Written exercise: Pick out each line of the records in which the word "number" appears.

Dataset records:
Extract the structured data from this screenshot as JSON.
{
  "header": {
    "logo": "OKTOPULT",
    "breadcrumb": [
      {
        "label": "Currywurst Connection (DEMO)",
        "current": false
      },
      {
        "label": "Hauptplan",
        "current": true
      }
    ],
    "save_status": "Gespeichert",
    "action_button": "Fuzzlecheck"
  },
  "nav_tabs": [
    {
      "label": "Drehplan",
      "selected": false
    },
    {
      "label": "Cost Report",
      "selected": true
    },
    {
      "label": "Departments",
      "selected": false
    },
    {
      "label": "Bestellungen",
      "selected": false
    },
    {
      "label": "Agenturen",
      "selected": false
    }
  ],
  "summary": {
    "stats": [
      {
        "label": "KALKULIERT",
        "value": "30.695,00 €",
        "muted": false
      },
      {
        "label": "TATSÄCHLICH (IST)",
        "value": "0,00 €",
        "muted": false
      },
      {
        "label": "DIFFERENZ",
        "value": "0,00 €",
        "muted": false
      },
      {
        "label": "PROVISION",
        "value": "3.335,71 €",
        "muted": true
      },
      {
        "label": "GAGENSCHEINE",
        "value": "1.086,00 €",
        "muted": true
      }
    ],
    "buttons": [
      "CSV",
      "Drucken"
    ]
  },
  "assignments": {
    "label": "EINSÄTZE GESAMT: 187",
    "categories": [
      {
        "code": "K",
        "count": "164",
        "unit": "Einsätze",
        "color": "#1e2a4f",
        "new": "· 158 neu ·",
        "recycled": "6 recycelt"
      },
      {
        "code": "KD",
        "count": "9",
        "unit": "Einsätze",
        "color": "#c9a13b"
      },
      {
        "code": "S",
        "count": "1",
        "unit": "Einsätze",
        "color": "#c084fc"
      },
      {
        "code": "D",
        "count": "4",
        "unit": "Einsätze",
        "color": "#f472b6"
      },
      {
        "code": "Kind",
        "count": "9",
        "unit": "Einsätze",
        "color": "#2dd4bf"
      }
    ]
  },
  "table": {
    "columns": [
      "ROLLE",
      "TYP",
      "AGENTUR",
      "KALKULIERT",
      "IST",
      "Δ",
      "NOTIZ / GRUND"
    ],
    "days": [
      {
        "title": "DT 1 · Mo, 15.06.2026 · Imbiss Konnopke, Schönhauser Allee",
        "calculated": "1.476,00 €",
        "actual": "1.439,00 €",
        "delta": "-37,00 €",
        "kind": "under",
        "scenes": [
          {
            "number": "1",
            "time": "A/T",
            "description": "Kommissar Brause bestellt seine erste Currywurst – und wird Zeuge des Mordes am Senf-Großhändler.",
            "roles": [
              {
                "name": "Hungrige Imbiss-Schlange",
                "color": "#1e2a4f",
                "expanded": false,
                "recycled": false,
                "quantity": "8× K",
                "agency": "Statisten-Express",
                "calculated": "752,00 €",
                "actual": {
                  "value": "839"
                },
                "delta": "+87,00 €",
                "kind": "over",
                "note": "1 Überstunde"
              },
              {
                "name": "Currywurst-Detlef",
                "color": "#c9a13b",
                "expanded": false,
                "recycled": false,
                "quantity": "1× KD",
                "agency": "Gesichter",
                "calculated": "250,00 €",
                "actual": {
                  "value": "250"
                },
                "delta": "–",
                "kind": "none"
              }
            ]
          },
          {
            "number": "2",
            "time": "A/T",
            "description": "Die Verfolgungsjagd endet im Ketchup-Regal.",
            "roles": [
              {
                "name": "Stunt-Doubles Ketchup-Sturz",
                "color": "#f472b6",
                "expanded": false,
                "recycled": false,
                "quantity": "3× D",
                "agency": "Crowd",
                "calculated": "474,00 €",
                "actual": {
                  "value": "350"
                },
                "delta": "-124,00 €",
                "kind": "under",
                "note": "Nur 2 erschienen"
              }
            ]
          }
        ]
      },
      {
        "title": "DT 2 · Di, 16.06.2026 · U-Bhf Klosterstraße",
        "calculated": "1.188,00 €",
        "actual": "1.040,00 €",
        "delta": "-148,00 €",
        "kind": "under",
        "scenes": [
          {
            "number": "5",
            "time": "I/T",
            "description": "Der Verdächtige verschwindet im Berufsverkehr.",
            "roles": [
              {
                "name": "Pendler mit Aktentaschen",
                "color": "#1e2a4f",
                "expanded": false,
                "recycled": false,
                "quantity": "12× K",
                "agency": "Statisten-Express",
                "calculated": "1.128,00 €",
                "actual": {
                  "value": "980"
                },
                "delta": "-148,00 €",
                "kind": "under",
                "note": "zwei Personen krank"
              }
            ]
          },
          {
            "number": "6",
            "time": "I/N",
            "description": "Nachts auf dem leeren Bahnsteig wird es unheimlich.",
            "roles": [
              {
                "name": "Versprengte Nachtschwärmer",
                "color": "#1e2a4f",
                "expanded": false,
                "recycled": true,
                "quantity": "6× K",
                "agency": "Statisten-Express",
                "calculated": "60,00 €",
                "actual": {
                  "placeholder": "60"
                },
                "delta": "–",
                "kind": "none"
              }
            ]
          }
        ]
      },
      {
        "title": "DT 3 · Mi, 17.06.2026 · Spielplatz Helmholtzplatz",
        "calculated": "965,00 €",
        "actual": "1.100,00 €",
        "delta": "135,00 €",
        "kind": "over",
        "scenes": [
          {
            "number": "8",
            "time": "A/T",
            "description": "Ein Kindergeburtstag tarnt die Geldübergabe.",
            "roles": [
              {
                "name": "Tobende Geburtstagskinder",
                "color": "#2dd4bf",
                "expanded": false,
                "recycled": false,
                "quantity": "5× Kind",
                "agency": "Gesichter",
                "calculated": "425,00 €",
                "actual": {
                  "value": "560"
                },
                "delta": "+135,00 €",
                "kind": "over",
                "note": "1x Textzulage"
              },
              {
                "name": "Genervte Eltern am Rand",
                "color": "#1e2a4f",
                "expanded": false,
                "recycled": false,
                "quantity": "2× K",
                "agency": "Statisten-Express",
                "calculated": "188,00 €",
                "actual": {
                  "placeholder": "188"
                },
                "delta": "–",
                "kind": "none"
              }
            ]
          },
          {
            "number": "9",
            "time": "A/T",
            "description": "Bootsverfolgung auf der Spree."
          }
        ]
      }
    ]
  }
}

Worked solution:
            "number": "1",
            "number": "2",
            "number": "5",
            "number": "6",
            "number": "8",
            "number": "9",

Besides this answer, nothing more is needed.